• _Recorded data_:
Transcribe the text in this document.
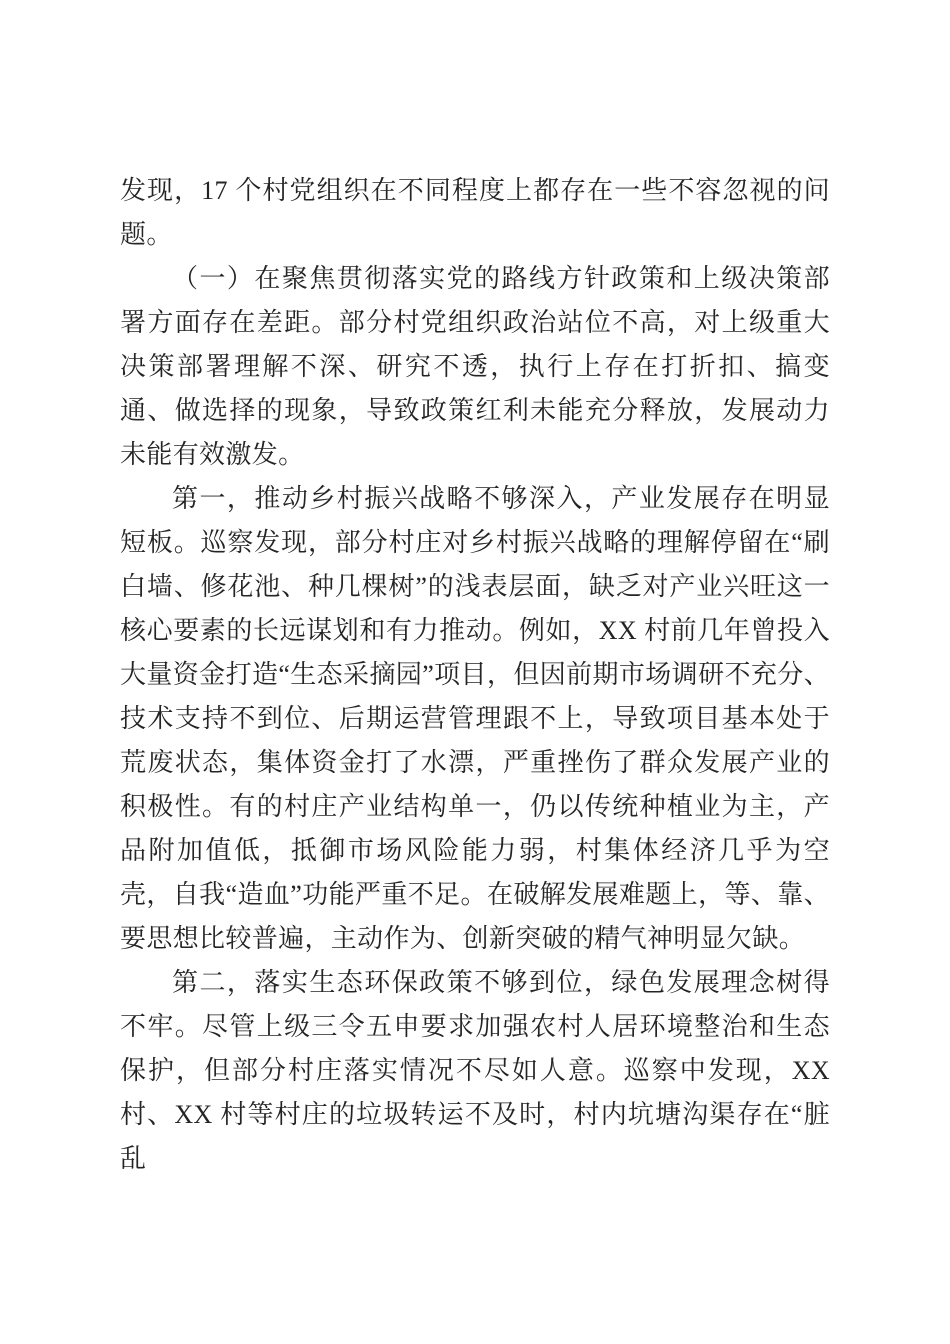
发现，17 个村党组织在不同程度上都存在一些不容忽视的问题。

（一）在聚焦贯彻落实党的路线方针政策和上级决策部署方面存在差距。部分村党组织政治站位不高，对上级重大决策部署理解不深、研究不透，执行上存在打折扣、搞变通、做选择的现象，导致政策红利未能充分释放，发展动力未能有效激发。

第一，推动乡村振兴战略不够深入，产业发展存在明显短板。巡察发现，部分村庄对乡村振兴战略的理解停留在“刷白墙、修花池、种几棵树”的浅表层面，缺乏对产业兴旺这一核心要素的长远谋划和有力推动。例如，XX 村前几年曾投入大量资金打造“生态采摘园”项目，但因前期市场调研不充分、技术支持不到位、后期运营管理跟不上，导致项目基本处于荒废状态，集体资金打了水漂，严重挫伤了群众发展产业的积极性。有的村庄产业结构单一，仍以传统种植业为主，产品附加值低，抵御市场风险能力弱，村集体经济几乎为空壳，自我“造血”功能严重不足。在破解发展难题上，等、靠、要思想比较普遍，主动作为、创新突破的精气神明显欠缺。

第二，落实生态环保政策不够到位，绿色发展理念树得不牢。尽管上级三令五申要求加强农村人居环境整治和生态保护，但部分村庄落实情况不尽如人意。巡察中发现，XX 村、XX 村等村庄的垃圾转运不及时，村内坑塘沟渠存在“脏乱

• _Task statement_: Transcribe all of the records above character for character. Exclude the pictures.

• _The completed task_:
Transcribe the text in this document.
发现，17 个村党组织在不同程度上都存在一些不容忽视的问题。

（一）在聚焦贯彻落实党的路线方针政策和上级决策部署方面存在差距。部分村党组织政治站位不高，对上级重大决策部署理解不深、研究不透，执行上存在打折扣、搞变通、做选择的现象，导致政策红利未能充分释放，发展动力未能有效激发。

第一，推动乡村振兴战略不够深入，产业发展存在明显短板。巡察发现，部分村庄对乡村振兴战略的理解停留在“刷白墙、修花池、种几棵树”的浅表层面，缺乏对产业兴旺这一核心要素的长远谋划和有力推动。例如，XX 村前几年曾投入大量资金打造“生态采摘园”项目，但因前期市场调研不充分、技术支持不到位、后期运营管理跟不上，导致项目基本处于荒废状态，集体资金打了水漂，严重挫伤了群众发展产业的积极性。有的村庄产业结构单一，仍以传统种植业为主，产品附加值低，抵御市场风险能力弱，村集体经济几乎为空壳，自我“造血”功能严重不足。在破解发展难题上，等、靠、要思想比较普遍，主动作为、创新突破的精气神明显欠缺。

第二，落实生态环保政策不够到位，绿色发展理念树得不牢。尽管上级三令五申要求加强农村人居环境整治和生态保护，但部分村庄落实情况不尽如人意。巡察中发现，XX 村、XX 村等村庄的垃圾转运不及时，村内坑塘沟渠存在“脏乱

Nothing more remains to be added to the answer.